_BRIEF_
Provide the data again in its entirety, exactly as given.

(Records that describe figures)

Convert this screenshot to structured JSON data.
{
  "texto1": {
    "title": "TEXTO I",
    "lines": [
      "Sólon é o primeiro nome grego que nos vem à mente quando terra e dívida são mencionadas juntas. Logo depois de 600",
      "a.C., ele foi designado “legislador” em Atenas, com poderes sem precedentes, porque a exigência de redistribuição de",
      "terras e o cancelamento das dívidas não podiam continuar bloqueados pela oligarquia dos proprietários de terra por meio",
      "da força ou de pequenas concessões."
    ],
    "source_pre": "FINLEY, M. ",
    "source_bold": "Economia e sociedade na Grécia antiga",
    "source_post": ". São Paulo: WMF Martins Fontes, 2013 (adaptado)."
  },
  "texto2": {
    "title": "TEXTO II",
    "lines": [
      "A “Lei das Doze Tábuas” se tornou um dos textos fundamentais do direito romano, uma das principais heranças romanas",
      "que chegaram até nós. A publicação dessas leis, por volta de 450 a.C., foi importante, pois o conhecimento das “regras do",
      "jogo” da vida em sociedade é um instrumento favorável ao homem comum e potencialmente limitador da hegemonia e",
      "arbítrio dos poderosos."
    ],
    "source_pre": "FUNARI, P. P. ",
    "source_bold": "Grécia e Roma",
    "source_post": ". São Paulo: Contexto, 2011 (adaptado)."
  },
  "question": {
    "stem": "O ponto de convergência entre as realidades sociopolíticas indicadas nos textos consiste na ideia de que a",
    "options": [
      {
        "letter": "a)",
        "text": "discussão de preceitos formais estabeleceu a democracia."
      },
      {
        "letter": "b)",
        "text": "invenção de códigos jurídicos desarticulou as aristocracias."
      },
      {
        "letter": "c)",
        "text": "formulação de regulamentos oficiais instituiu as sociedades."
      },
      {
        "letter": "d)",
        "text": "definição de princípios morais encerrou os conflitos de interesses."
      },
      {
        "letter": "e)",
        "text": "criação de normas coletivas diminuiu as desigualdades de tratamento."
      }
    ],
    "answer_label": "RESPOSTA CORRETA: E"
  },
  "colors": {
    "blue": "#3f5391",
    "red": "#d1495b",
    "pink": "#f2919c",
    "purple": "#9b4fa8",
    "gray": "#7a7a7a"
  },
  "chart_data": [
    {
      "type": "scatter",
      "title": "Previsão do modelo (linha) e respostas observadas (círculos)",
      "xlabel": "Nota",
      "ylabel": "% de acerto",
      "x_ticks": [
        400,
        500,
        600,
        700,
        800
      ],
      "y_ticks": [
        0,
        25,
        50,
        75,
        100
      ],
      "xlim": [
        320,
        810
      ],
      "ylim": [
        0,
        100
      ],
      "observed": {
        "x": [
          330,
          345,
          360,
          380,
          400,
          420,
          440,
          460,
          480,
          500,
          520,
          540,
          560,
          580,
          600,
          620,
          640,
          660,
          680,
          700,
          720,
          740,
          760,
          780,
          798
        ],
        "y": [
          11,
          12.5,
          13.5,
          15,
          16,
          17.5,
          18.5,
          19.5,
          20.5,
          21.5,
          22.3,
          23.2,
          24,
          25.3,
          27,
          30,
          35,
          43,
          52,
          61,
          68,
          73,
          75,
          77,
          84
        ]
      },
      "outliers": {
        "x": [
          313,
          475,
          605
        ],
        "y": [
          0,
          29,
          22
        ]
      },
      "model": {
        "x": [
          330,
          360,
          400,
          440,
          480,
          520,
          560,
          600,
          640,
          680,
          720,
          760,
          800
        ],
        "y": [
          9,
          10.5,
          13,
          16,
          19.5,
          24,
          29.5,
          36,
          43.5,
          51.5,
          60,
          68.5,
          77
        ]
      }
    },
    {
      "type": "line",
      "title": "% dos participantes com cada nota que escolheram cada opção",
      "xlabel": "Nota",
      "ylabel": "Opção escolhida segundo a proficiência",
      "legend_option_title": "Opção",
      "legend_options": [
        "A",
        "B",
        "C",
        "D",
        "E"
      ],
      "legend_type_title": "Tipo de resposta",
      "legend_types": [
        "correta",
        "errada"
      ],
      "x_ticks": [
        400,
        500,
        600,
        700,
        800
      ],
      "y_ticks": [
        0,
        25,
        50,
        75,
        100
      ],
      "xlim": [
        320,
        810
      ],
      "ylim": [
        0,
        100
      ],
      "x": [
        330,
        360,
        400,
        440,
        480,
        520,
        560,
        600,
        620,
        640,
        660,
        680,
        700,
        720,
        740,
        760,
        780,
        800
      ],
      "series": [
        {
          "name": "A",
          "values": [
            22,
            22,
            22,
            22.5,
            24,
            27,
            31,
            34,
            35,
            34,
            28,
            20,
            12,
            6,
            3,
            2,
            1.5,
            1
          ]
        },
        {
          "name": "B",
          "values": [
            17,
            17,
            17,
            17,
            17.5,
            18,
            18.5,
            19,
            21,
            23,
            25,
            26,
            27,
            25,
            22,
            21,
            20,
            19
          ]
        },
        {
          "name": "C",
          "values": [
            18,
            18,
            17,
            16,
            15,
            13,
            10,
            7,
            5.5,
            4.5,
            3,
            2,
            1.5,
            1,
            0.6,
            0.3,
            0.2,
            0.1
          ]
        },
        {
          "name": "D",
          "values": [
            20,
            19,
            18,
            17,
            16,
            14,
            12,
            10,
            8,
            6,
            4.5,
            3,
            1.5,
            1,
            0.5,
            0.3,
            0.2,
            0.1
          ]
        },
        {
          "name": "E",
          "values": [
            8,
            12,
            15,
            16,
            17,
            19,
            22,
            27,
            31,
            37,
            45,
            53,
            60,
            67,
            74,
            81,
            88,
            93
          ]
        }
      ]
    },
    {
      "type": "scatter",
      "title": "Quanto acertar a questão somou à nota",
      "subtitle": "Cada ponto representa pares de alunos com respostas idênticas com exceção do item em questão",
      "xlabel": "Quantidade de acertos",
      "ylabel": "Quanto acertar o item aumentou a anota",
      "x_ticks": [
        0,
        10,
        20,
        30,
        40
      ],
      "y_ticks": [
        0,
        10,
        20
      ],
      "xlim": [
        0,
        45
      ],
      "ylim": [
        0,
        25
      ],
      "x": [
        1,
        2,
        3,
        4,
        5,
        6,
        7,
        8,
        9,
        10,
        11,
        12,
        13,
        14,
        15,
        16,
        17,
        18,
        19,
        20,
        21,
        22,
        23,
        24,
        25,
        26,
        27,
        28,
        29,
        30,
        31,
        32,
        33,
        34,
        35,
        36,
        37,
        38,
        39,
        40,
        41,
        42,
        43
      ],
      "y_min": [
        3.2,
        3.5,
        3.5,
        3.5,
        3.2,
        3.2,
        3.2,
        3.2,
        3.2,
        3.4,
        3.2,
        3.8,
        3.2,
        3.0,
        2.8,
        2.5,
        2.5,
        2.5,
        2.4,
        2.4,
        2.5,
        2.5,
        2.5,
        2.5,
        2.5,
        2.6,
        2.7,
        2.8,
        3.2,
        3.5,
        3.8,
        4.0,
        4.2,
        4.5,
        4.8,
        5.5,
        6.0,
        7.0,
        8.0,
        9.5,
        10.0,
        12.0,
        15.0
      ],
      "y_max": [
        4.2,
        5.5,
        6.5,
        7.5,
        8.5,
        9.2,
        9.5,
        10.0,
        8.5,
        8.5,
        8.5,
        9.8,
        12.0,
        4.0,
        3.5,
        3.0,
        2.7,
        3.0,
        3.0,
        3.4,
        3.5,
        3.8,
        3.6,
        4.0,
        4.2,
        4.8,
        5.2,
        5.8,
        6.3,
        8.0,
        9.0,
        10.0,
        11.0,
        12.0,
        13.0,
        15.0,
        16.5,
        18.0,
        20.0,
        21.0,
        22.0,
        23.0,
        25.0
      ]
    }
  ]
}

_TASK SOLUTION_
Convert this screenshot to structured JSON data.
{
  "texto1": {
    "title": "TEXTO I",
    "lines": [
      "Sólon é o primeiro nome grego que nos vem à mente quando terra e dívida são mencionadas juntas. Logo depois de 600",
      "a.C., ele foi designado “legislador” em Atenas, com poderes sem precedentes, porque a exigência de redistribuição de",
      "terras e o cancelamento das dívidas não podiam continuar bloqueados pela oligarquia dos proprietários de terra por meio",
      "da força ou de pequenas concessões."
    ],
    "source_pre": "FINLEY, M. ",
    "source_bold": "Economia e sociedade na Grécia antiga",
    "source_post": ". São Paulo: WMF Martins Fontes, 2013 (adaptado)."
  },
  "texto2": {
    "title": "TEXTO II",
    "lines": [
      "A “Lei das Doze Tábuas” se tornou um dos textos fundamentais do direito romano, uma das principais heranças romanas",
      "que chegaram até nós. A publicação dessas leis, por volta de 450 a.C., foi importante, pois o conhecimento das “regras do",
      "jogo” da vida em sociedade é um instrumento favorável ao homem comum e potencialmente limitador da hegemonia e",
      "arbítrio dos poderosos."
    ],
    "source_pre": "FUNARI, P. P. ",
    "source_bold": "Grécia e Roma",
    "source_post": ". São Paulo: Contexto, 2011 (adaptado)."
  },
  "question": {
    "stem": "O ponto de convergência entre as realidades sociopolíticas indicadas nos textos consiste na ideia de que a",
    "options": [
      {
        "letter": "a)",
        "text": "discussão de preceitos formais estabeleceu a democracia."
      },
      {
        "letter": "b)",
        "text": "invenção de códigos jurídicos desarticulou as aristocracias."
      },
      {
        "letter": "c)",
        "text": "formulação de regulamentos oficiais instituiu as sociedades."
      },
      {
        "letter": "d)",
        "text": "definição de princípios morais encerrou os conflitos de interesses."
      },
      {
        "letter": "e)",
        "text": "criação de normas coletivas diminuiu as desigualdades de tratamento."
      }
    ],
    "answer_label": "RESPOSTA CORRETA: E"
  },
  "colors": {
    "blue": "#3f5391",
    "red": "#d1495b",
    "pink": "#f2919c",
    "purple": "#9b4fa8",
    "gray": "#7a7a7a"
  },
  "chart_data": [
    {
      "type": "scatter",
      "title": "Previsão do modelo (linha) e respostas observadas (círculos)",
      "xlabel": "Nota",
      "ylabel": "% de acerto",
      "x_ticks": [
        400,
        500,
        600,
        700,
        800
      ],
      "y_ticks": [
        0,
        25,
        50,
        75,
        100
      ],
      "xlim": [
        320,
        810
      ],
      "ylim": [
        0,
        100
      ],
      "observed": {
        "x": [
          330,
          345,
          360,
          380,
          400,
          420,
          440,
          460,
          480,
          500,
          520,
          540,
          560,
          580,
          600,
          620,
          640,
          660,
          680,
          700,
          720,
          740,
          760,
          780,
          798
        ],
        "y": [
          11,
          12.5,
          13.5,
          15,
          16,
          17.5,
          18.5,
          19.5,
          20.5,
          21.5,
          22.3,
          23.2,
          24,
          25.3,
          27,
          30,
          35,
          43,
          52,
          61,
          68,
          73,
          75,
          77,
          84
        ]
      },
      "outliers": {
        "x": [
          313,
          475,
          605
        ],
        "y": [
          0,
          29,
          22
        ]
      },
      "model": {
        "x": [
          330,
          360,
          400,
          440,
          480,
          520,
          560,
          600,
          640,
          680,
          720,
          760,
          800
        ],
        "y": [
          9,
          10.5,
          13,
          16,
          19.5,
          24,
          29.5,
          36,
          43.5,
          51.5,
          60,
          68.5,
          77
        ]
      }
    },
    {
      "type": "line",
      "title": "% dos participantes com cada nota que escolheram cada opção",
      "xlabel": "Nota",
      "ylabel": "Opção escolhida segundo a proficiência",
      "legend_option_title": "Opção",
      "legend_options": [
        "A",
        "B",
        "C",
        "D",
        "E"
      ],
      "legend_type_title": "Tipo de resposta",
      "legend_types": [
        "correta",
        "errada"
      ],
      "x_ticks": [
        400,
        500,
        600,
        700,
        800
      ],
      "y_ticks": [
        0,
        25,
        50,
        75,
        100
      ],
      "xlim": [
        320,
        810
      ],
      "ylim": [
        0,
        100
      ],
      "x": [
        330,
        360,
        400,
        440,
        480,
        520,
        560,
        600,
        620,
        640,
        660,
        680,
        700,
        720,
        740,
        760,
        780,
        800
      ],
      "series": [
        {
          "name": "A",
          "values": [
            22,
            22,
            22,
            22.5,
            24,
            27,
            31,
            34,
            35,
            34,
            28,
            20,
            12,
            6,
            3,
            2,
            1.5,
            1
          ]
        },
        {
          "name": "B",
          "values": [
            17,
            17,
            17,
            17,
            17.5,
            18,
            18.5,
            19,
            21,
            23,
            25,
            26,
            27,
            25,
            22,
            21,
            20,
            19
          ]
        },
        {
          "name": "C",
          "values": [
            18,
            18,
            17,
            16,
            15,
            13,
            10,
            7,
            5.5,
            4.5,
            3,
            2,
            1.5,
            1,
            0.6,
            0.3,
            0.2,
            0.1
          ]
        },
        {
          "name": "D",
          "values": [
            20,
            19,
            18,
            17,
            16,
            14,
            12,
            10,
            8,
            6,
            4.5,
            3,
            1.5,
            1,
            0.5,
            0.3,
            0.2,
            0.1
          ]
        },
        {
          "name": "E",
          "values": [
            8,
            12,
            15,
            16,
            17,
            19,
            22,
            27,
            31,
            37,
            45,
            53,
            60,
            67,
            74,
            81,
            88,
            93
          ]
        }
      ]
    },
    {
      "type": "scatter",
      "title": "Quanto acertar a questão somou à nota",
      "subtitle": "Cada ponto representa pares de alunos com respostas idênticas com exceção do item em questão",
      "xlabel": "Quantidade de acertos",
      "ylabel": "Quanto acertar o item aumentou a anota",
      "x_ticks": [
        0,
        10,
        20,
        30,
        40
      ],
      "y_ticks": [
        0,
        10,
        20
      ],
      "xlim": [
        0,
        45
      ],
      "ylim": [
        0,
        25
      ],
      "x": [
        1,
        2,
        3,
        4,
        5,
        6,
        7,
        8,
        9,
        10,
        11,
        12,
        13,
        14,
        15,
        16,
        17,
        18,
        19,
        20,
        21,
        22,
        23,
        24,
        25,
        26,
        27,
        28,
        29,
        30,
        31,
        32,
        33,
        34,
        35,
        36,
        37,
        38,
        39,
        40,
        41,
        42,
        43
      ],
      "y_min": [
        3.2,
        3.5,
        3.5,
        3.5,
        3.2,
        3.2,
        3.2,
        3.2,
        3.2,
        3.4,
        3.2,
        3.8,
        3.2,
        3.0,
        2.8,
        2.5,
        2.5,
        2.5,
        2.4,
        2.4,
        2.5,
        2.5,
        2.5,
        2.5,
        2.5,
        2.6,
        2.7,
        2.8,
        3.2,
        3.5,
        3.8,
        4.0,
        4.2,
        4.5,
        4.8,
        5.5,
        6.0,
        7.0,
        8.0,
        9.5,
        10.0,
        12.0,
        15.0
      ],
      "y_max": [
        4.2,
        5.5,
        6.5,
        7.5,
        8.5,
        9.2,
        9.5,
        10.0,
        8.5,
        8.5,
        8.5,
        9.8,
        12.0,
        4.0,
        3.5,
        3.0,
        2.7,
        3.0,
        3.0,
        3.4,
        3.5,
        3.8,
        3.6,
        4.0,
        4.2,
        4.8,
        5.2,
        5.8,
        6.3,
        8.0,
        9.0,
        10.0,
        11.0,
        12.0,
        13.0,
        15.0,
        16.5,
        18.0,
        20.0,
        21.0,
        22.0,
        23.0,
        25.0
      ]
    }
  ]
}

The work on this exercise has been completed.